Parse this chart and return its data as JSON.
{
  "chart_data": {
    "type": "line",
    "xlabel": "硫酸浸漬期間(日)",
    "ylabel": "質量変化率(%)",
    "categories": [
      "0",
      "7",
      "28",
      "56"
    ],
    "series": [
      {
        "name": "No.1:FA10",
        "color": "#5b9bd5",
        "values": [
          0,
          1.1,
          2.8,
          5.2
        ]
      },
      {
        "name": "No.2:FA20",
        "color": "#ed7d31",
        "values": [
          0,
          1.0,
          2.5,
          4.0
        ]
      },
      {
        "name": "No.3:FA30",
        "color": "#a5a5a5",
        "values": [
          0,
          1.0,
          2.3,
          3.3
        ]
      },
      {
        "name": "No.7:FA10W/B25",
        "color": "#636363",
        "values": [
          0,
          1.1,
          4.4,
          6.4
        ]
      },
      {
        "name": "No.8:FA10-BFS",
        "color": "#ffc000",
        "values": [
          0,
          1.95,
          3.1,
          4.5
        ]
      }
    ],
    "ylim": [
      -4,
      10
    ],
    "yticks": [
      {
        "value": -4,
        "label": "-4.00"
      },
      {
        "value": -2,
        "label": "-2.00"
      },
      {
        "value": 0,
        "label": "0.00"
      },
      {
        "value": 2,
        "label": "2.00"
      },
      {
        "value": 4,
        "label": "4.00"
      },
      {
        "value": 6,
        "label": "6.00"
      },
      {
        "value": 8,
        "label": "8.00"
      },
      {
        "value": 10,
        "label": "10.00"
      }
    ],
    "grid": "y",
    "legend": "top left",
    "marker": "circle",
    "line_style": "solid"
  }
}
━━━━━━
**BRIEF:** List the lines of the entries that include "color".

**THE ANSWER:**
        "color": "#5b9bd5",
        "color": "#ed7d31",
        "color": "#a5a5a5",
        "color": "#636363",
        "color": "#ffc000",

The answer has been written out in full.